What you should do: Extract from the listing each line in which the word "style" appears.

(Figure content listings)
** start **

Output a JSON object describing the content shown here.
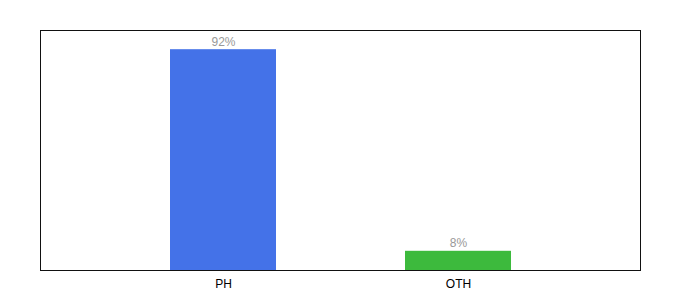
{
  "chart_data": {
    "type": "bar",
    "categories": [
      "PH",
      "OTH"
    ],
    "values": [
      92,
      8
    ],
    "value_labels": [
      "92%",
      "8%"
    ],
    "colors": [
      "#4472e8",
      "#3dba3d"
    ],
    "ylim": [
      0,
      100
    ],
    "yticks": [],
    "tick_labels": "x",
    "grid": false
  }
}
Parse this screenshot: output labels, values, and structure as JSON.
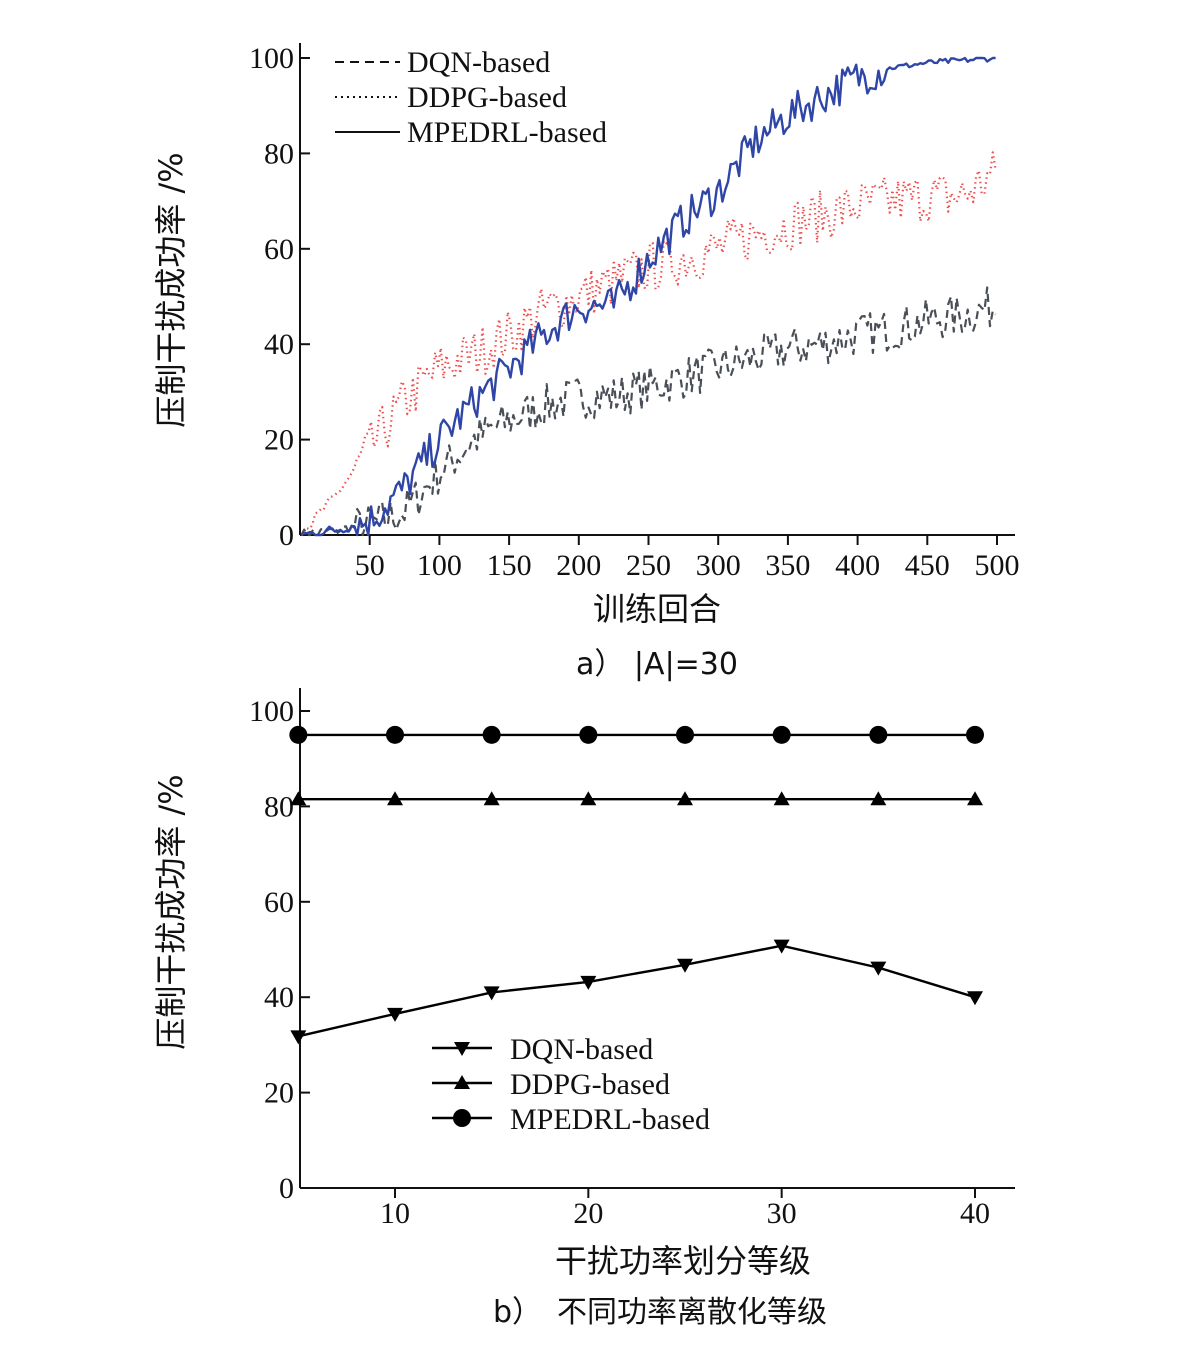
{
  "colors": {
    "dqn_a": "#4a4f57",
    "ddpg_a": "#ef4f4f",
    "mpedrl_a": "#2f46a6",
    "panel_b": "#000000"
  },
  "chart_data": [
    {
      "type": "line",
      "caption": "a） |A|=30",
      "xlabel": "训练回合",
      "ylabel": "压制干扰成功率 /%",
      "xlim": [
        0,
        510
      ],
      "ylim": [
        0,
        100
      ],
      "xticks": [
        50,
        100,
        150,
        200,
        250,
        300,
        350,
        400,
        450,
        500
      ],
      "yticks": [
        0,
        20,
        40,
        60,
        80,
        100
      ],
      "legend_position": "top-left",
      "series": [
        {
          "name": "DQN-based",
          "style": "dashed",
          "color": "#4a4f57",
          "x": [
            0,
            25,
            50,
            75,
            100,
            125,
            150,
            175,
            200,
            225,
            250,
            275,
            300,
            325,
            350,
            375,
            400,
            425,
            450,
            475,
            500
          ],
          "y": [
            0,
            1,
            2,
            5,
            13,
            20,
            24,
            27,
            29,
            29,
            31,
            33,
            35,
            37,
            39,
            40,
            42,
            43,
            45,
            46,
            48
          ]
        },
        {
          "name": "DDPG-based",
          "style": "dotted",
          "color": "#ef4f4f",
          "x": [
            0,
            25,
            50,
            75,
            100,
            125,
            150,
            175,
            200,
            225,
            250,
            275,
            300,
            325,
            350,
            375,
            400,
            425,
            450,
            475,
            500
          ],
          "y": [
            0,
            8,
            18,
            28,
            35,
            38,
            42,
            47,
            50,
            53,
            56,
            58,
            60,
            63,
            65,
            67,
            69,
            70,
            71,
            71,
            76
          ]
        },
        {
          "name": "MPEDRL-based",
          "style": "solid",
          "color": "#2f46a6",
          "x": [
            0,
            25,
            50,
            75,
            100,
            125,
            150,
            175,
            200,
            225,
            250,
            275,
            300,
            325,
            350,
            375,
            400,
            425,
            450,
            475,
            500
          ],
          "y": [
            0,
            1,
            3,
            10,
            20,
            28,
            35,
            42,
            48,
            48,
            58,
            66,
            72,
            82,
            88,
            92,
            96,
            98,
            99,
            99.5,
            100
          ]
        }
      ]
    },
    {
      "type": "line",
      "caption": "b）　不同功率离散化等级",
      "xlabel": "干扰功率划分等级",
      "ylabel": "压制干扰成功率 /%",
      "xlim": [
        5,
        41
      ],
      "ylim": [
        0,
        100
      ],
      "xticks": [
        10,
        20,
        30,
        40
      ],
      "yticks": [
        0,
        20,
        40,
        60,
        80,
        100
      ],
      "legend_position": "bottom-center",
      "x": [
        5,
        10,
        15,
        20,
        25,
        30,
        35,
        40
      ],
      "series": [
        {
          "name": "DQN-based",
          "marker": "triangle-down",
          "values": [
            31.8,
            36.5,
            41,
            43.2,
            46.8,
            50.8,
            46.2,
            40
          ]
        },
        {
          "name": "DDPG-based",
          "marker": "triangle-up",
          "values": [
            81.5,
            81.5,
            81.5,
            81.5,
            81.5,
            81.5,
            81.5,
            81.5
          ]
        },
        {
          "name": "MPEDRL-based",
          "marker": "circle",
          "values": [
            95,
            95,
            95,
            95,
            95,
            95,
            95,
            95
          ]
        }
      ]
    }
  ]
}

** end **
** start **

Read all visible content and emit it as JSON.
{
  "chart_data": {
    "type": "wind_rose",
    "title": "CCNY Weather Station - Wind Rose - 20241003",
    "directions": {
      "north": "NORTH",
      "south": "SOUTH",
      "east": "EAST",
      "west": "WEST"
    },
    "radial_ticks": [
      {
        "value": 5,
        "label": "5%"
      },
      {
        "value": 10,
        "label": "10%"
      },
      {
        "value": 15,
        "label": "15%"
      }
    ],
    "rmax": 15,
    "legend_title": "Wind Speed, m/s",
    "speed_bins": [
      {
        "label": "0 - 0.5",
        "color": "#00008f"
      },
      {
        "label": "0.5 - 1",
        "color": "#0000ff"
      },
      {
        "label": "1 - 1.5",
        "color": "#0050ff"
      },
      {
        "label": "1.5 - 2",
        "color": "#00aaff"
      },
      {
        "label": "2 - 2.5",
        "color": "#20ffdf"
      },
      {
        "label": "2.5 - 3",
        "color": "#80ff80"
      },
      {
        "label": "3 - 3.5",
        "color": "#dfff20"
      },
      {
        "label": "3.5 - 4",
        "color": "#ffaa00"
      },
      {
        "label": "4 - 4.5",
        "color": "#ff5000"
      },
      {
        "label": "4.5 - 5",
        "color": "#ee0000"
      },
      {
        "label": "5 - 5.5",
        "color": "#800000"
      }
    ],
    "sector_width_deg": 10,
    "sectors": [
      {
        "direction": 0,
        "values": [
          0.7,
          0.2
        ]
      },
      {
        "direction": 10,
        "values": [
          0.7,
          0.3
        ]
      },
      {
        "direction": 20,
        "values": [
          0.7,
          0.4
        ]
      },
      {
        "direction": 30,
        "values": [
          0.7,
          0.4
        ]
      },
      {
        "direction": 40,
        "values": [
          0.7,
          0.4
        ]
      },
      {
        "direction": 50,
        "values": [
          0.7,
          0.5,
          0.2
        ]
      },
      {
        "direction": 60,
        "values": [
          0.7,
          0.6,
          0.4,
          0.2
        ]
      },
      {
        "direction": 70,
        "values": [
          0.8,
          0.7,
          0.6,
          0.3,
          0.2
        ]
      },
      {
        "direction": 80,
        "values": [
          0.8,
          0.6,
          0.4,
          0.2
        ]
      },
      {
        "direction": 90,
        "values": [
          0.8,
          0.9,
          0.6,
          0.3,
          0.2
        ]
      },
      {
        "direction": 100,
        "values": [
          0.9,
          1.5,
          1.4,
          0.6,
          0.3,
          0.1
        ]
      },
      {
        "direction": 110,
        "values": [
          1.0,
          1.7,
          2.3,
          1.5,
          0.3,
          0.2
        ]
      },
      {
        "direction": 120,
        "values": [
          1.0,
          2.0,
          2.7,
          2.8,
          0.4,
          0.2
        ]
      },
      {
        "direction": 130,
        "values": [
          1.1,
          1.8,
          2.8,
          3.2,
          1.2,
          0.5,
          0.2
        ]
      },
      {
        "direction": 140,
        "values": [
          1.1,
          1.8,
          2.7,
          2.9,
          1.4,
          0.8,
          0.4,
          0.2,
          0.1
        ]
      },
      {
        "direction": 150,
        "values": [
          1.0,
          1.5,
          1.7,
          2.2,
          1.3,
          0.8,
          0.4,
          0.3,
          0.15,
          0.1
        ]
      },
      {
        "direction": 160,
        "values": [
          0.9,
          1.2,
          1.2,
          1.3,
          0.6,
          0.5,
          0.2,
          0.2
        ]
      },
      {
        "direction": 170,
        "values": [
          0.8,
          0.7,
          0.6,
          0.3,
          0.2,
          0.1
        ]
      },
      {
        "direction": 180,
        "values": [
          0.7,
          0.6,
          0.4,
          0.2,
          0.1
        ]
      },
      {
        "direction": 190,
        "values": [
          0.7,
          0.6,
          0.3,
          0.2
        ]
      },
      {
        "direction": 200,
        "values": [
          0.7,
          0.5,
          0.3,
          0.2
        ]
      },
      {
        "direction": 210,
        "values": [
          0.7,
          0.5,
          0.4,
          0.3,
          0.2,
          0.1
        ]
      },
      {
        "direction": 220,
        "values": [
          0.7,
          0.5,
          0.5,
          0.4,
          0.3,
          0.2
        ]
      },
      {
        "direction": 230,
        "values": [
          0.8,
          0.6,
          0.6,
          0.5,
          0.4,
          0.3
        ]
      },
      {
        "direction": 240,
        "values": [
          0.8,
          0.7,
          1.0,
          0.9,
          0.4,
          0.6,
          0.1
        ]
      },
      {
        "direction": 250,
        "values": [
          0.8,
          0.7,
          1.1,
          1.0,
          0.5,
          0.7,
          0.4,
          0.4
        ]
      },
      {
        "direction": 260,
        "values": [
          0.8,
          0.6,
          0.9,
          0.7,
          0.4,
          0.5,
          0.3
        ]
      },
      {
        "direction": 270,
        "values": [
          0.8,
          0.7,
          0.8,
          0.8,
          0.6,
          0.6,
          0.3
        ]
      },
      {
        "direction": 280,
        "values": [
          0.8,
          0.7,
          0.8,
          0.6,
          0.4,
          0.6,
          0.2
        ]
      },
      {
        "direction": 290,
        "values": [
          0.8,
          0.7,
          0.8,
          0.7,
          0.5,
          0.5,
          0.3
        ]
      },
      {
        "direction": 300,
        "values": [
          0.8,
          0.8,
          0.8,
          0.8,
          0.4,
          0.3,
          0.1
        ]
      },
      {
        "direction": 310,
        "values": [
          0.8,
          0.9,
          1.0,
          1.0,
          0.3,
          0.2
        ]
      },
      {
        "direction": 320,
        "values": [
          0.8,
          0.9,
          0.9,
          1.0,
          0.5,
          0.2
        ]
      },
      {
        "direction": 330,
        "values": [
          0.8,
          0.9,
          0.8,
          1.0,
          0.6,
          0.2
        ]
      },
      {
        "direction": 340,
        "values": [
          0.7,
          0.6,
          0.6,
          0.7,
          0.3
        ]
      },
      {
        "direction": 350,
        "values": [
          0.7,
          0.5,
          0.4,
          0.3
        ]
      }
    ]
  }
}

** end **

Answer in full:
          "style": "dashed",
          "style": "dotted",
          "style": "solid",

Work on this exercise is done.